**WHAT YOU NEED TO DO:** Below are some records; reproduce every one of them exactly.

**TASK DATA:**
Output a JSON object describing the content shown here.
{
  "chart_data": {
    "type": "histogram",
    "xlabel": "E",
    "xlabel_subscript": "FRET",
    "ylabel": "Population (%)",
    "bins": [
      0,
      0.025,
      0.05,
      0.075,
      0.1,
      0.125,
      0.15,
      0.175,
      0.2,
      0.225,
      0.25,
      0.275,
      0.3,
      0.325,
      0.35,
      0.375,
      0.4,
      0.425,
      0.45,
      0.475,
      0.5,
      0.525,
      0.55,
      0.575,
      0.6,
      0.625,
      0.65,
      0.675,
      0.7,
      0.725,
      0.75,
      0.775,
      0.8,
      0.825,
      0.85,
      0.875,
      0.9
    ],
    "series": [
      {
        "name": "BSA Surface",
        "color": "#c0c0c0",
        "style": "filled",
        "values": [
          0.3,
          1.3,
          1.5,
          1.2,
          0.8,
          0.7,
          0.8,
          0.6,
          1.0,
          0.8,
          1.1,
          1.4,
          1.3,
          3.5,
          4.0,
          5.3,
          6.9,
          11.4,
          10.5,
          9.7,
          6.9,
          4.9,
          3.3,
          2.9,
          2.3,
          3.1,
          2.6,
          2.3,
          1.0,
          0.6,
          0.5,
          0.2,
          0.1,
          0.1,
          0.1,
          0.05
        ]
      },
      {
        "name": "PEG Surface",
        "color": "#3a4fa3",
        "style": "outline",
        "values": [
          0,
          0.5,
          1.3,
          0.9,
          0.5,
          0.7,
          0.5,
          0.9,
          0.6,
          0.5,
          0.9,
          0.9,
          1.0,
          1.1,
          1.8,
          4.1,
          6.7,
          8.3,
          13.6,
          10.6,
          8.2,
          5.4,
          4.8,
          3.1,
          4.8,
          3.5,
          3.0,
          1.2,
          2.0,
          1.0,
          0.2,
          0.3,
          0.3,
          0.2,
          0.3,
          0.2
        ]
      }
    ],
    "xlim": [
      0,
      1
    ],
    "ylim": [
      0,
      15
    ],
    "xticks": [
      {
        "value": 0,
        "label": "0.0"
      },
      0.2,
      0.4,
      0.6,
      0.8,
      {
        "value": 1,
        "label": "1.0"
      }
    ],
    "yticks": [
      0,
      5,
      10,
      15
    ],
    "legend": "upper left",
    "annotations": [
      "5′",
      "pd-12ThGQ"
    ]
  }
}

**OUTPUT FOR THIS TASK:**
Output a JSON object describing the content shown here.
{
  "chart_data": {
    "type": "histogram",
    "xlabel": "E",
    "xlabel_subscript": "FRET",
    "ylabel": "Population (%)",
    "bins": [
      0,
      0.025,
      0.05,
      0.075,
      0.1,
      0.125,
      0.15,
      0.175,
      0.2,
      0.225,
      0.25,
      0.275,
      0.3,
      0.325,
      0.35,
      0.375,
      0.4,
      0.425,
      0.45,
      0.475,
      0.5,
      0.525,
      0.55,
      0.575,
      0.6,
      0.625,
      0.65,
      0.675,
      0.7,
      0.725,
      0.75,
      0.775,
      0.8,
      0.825,
      0.85,
      0.875,
      0.9
    ],
    "series": [
      {
        "name": "BSA Surface",
        "color": "#c0c0c0",
        "style": "filled",
        "values": [
          0.3,
          1.3,
          1.5,
          1.2,
          0.8,
          0.7,
          0.8,
          0.6,
          1.0,
          0.8,
          1.1,
          1.4,
          1.3,
          3.5,
          4.0,
          5.3,
          6.9,
          11.4,
          10.5,
          9.7,
          6.9,
          4.9,
          3.3,
          2.9,
          2.3,
          3.1,
          2.6,
          2.3,
          1.0,
          0.6,
          0.5,
          0.2,
          0.1,
          0.1,
          0.1,
          0.05
        ]
      },
      {
        "name": "PEG Surface",
        "color": "#3a4fa3",
        "style": "outline",
        "values": [
          0,
          0.5,
          1.3,
          0.9,
          0.5,
          0.7,
          0.5,
          0.9,
          0.6,
          0.5,
          0.9,
          0.9,
          1.0,
          1.1,
          1.8,
          4.1,
          6.7,
          8.3,
          13.6,
          10.6,
          8.2,
          5.4,
          4.8,
          3.1,
          4.8,
          3.5,
          3.0,
          1.2,
          2.0,
          1.0,
          0.2,
          0.3,
          0.3,
          0.2,
          0.3,
          0.2
        ]
      }
    ],
    "xlim": [
      0,
      1
    ],
    "ylim": [
      0,
      15
    ],
    "xticks": [
      {
        "value": 0,
        "label": "0.0"
      },
      0.2,
      0.4,
      0.6,
      0.8,
      {
        "value": 1,
        "label": "1.0"
      }
    ],
    "yticks": [
      0,
      5,
      10,
      15
    ],
    "legend": "upper left",
    "annotations": [
      "5′",
      "pd-12ThGQ"
    ]
  }
}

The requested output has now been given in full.